──────── PAGE
Today he believes that LGBTs are treated and generally viewed in a benign manner. “People would usually just go about their business around LGBTs—as long as they’re not too loud, that is. Filipinos will probably still be slightly taken aback by an undaunted brandishing of identity, such as a man in drag or a same-sex couple holding hands,” he says.
He believes that one positive view of LGBTs, of gay men and transgenders in particular, is spurred by their perceived utility because they can be loud, fun and entertaining. “Lesbians and bisexuals in particular are sometimes seen as ‘hot,’ even leading some straight women to pretend to be lesbian or bisexual for attention, I dare say. Outside of this ‘utility,’ the Philippines in general is less accepting of certain aspects of the LGBT community. Men, in general, are scared of gays making landi to them, for example.”
Personal identity, the only thing that keeps an individual from being just another statistical blip, involves adaptation and evolution, according to Castora. “One must stand up and defend one’s identity, your right to be yourself, without being pressured by others to change just because they don’t fit in. One should also avoid blindly ignoring criticism.”
As a believer in open-mindedness, Castora adds: “Individuals must be able to differentiate between the kind of influence or pressure that stifles, intimidates and ultimately homogenizes; and the kind that encourages different perspectives.”
“I am all for self-identity,” says Nom de Plume. “Everyone is unique for a reason. You cannot be who you are if your own personality is oppressed. If you try to hide it, you’ll just end up unhappy, because you can’t be the best person you can be.”
────────────────
──────── LISTED ENTRIES
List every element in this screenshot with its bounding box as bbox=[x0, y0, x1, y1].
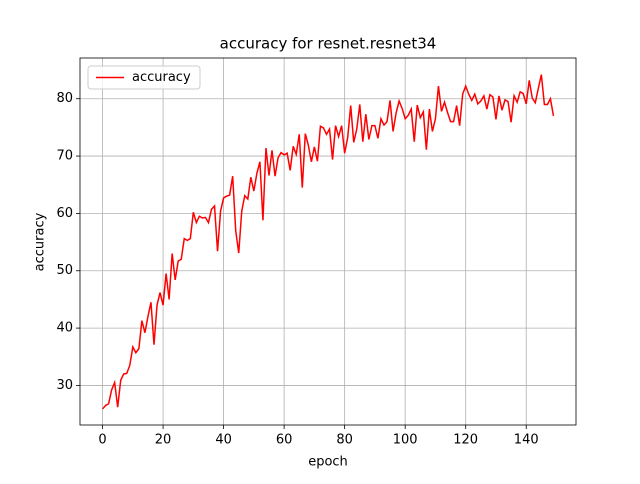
y-tick-label: 50 bbox=[56, 263, 73, 278]
x-axis-label: epoch bbox=[308, 455, 348, 470]
legend-label: accuracy bbox=[132, 70, 191, 85]
axes-frame bbox=[79, 57, 577, 426]
chart-title: accuracy for resnet.resnet34 bbox=[220, 35, 437, 53]
x-tick-label: 100 bbox=[393, 433, 418, 448]
x-tick-label: 140 bbox=[514, 433, 539, 448]
x-tick-label: 60 bbox=[276, 433, 293, 448]
x-tick-label: 120 bbox=[453, 433, 478, 448]
legend-box bbox=[87, 65, 201, 90]
x-tick-label: 40 bbox=[215, 433, 232, 448]
x-tick-label: 80 bbox=[336, 433, 353, 448]
y-tick-label: 60 bbox=[56, 206, 73, 221]
y-tick-label: 40 bbox=[56, 321, 73, 336]
y-tick-label: 80 bbox=[56, 91, 73, 106]
y-tick-label: 30 bbox=[56, 378, 73, 393]
x-tick-label: 20 bbox=[155, 433, 172, 448]
data-line bbox=[101, 74, 555, 410]
y-axis-label: accuracy bbox=[33, 212, 48, 271]
y-tick-label: 70 bbox=[56, 149, 73, 164]
x-tick-label: 0 bbox=[98, 433, 106, 448]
────────────────
■ WHAT IS ASKED ■
1) Answer these questions using the passage on LGBT identity in the Philippines, one answer per line:
(a) What are men in general said to be scared of?
(b) Besides defending one's identity, what does Castora say one should avoid?
(c) According to Nom de Plume, what happens if you try to hide your personality?
2) List every quality that the passage on LGBT identity in the Philippines gives as the reason gay men and transgenders are seen as having utility.
3) Carry on the passage on LGBT identity in the Philippines, picking up after its final sentence.

■ RESPONSES FOR EACH TASK ■
1)
(a) Gays making landi to them.
(b) Blindly ignoring criticism.
(c) You end up unhappy, because you can't be the best person you can be.

2)
Loud
Fun
Entertaining

3)
She asserts that we can only help others if we are satisfied with what we can do, and that comes with full acceptance of our own person. “Being 100 percent content keeps you happy and allows you to be a productive member of society. We must always stand up for who we are because we can only be ourselves.”
McFierce strongly believes that we should fight for our identity. “Our identity is what sets us apart from other people. It’s something that brings us happiness. If we allow society to bully us into changing ourselves just because of their prejudice, we will learn to hate ourselves, and ultimately lose our happiness.”
Although we need to fight for our identity, we need to fight justly. “We shouldn’t shove our beliefs down people’s throats, or bully them into believing in what we believe in. We need to inform them of such reality, and hope they will understand. We also need to help others fight for their identities because no one can fight with an army of one. Fight for your identity, fight for your beliefs and fight for your happiness,” McFierce concludes.
To sum it all up, Pryde sent this uplifting message in his last PM to me on Facebook. “To the LGBT of the Philippines, especially the youth, do not be afraid to let your true colors fly. Along the way, you may find people you can relate to, and be yourself with. These are the people that make life truly worth living. So, keep shining!”